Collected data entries

───

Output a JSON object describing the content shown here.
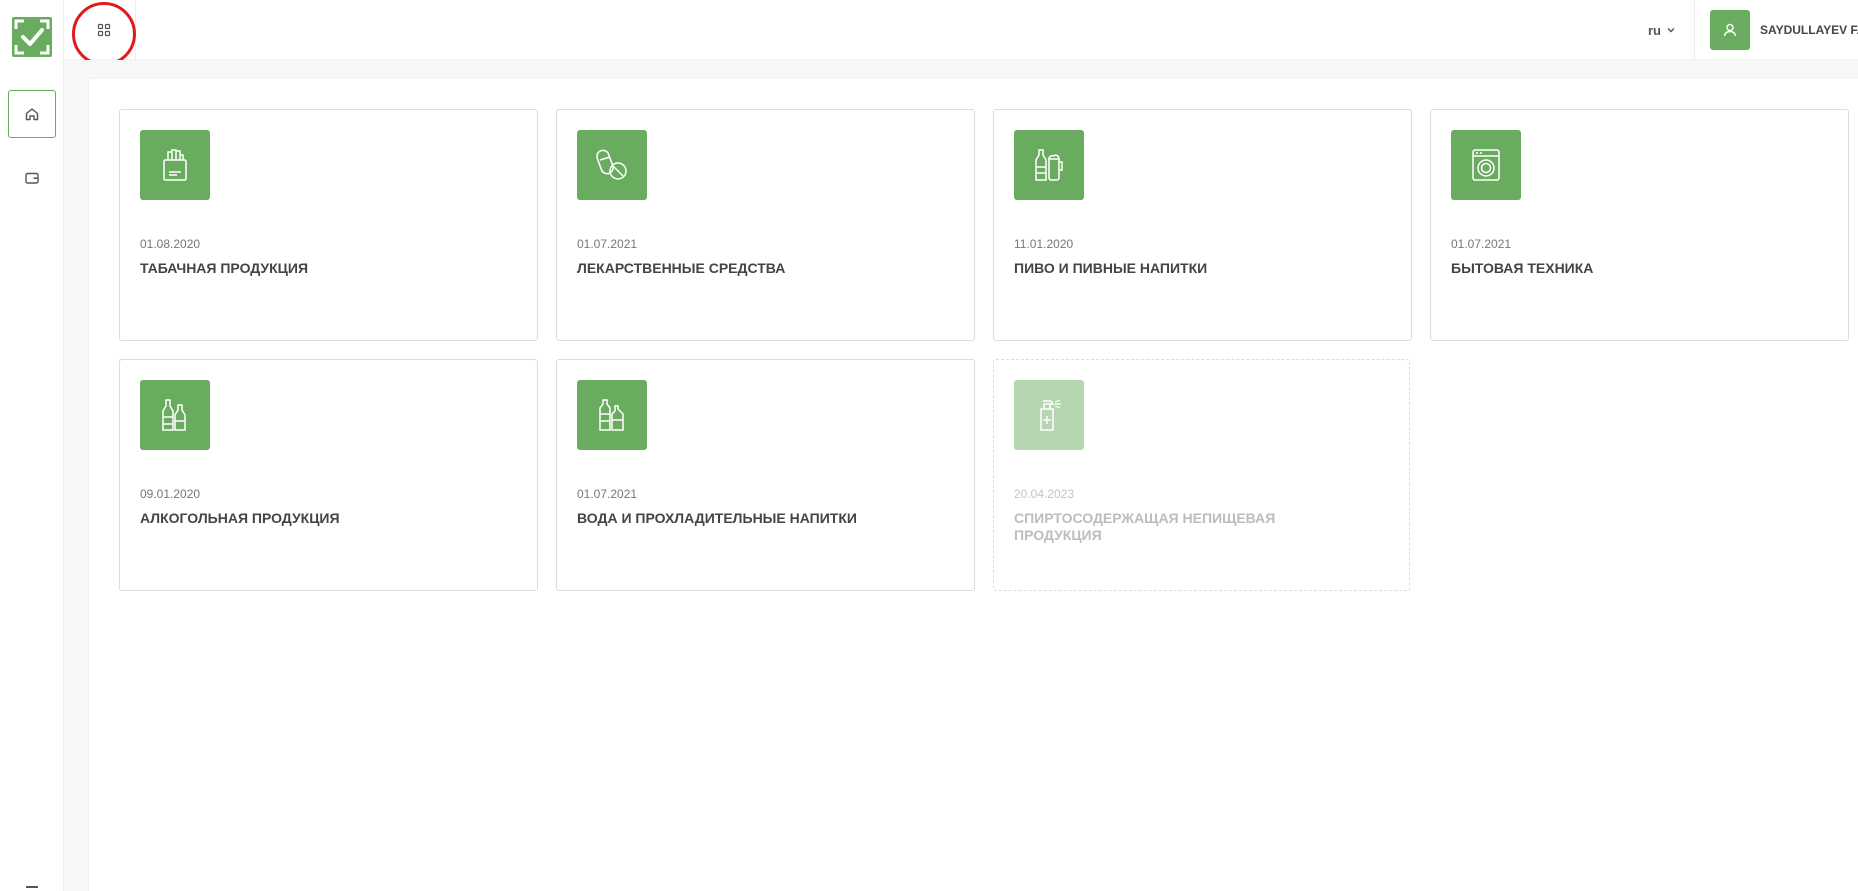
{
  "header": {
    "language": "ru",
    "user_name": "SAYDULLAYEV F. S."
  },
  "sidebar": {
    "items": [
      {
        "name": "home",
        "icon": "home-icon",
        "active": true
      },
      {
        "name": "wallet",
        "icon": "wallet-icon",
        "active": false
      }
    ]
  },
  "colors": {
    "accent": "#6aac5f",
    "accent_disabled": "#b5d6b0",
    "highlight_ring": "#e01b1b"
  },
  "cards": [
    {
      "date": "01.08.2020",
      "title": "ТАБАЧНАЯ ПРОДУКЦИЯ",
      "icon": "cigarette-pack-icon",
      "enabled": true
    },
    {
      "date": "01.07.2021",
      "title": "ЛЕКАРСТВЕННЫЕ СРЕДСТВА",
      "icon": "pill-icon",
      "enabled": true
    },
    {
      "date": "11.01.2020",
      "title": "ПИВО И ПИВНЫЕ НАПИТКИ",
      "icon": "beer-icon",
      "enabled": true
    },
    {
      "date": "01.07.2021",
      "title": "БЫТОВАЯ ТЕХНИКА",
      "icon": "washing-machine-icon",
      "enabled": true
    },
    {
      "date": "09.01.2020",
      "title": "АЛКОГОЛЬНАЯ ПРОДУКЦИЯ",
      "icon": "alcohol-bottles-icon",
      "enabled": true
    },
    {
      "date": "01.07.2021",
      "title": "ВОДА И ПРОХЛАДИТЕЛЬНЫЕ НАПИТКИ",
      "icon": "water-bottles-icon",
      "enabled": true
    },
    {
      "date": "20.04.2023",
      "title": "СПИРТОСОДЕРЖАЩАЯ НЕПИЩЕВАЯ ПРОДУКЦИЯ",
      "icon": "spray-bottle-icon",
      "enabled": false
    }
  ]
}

───

- **What this task involves**:
Select and copy every line of the material that holds the string "date".

- **Result for this task**:
      "date": "01.08.2020",
      "date": "01.07.2021",
      "date": "11.01.2020",
      "date": "01.07.2021",
      "date": "09.01.2020",
      "date": "01.07.2021",
      "date": "20.04.2023",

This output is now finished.